GIVEN EXERCISE :: Output each line of the material exactly as it stands.

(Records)
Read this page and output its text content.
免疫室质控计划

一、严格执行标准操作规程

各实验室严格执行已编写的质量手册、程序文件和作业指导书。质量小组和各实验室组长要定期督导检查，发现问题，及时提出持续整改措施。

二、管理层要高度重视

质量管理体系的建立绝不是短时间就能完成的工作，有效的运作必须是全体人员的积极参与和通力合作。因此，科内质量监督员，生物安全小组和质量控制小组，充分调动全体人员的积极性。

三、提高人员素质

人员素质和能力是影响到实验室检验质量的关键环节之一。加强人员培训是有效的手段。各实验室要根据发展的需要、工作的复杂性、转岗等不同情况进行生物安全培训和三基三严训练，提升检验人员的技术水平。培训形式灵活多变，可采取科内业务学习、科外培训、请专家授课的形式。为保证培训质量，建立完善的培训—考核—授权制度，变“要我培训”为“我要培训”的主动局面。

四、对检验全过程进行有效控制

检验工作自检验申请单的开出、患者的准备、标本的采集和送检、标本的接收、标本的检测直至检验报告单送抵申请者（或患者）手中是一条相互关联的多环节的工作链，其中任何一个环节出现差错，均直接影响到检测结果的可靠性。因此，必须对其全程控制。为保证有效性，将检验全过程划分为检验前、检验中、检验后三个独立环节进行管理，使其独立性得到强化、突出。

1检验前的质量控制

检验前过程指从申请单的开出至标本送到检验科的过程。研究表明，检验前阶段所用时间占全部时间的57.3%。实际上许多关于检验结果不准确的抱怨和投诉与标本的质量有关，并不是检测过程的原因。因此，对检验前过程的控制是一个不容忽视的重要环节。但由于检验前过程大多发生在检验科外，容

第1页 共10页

WRITTEN SOLUTION ::
Read this page and output its text content.
免疫室质控计划

一、严格执行标准操作规程

各实验室严格执行已编写的质量手册、程序文件和作业指导书。质量小组和各实验室组长要定期督导检查，发现问题，及时提出持续整改措施。

二、管理层要高度重视

质量管理体系的建立绝不是短时间就能完成的工作，有效的运作必须是全体人员的积极参与和通力合作。因此，科内质量监督员，生物安全小组和质量控制小组，充分调动全体人员的积极性。

三、提高人员素质

人员素质和能力是影响到实验室检验质量的关键环节之一。加强人员培训是有效的手段。各实验室要根据发展的需要、工作的复杂性、转岗等不同情况进行生物安全培训和三基三严训练，提升检验人员的技术水平。培训形式灵活多变，可采取科内业务学习、科外培训、请专家授课的形式。为保证培训质量，建立完善的培训—考核—授权制度，变“要我培训”为“我要培训”的主动局面。

四、对检验全过程进行有效控制

检验工作自检验申请单的开出、患者的准备、标本的采集和送检、标本的接收、标本的检测直至检验报告单送抵申请者（或患者）手中是一条相互关联的多环节的工作链，其中任何一个环节出现差错，均直接影响到检测结果的可靠性。因此，必须对其全程控制。为保证有效性，将检验全过程划分为检验前、检验中、检验后三个独立环节进行管理，使其独立性得到强化、突出。

1检验前的质量控制

检验前过程指从申请单的开出至标本送到检验科的过程。研究表明，检验前阶段所用时间占全部时间的57.3%。实际上许多关于检验结果不准确的抱怨和投诉与标本的质量有关，并不是检测过程的原因。因此，对检验前过程的控制是一个不容忽视的重要环节。但由于检验前过程大多发生在检验科外，容

第1页 共10页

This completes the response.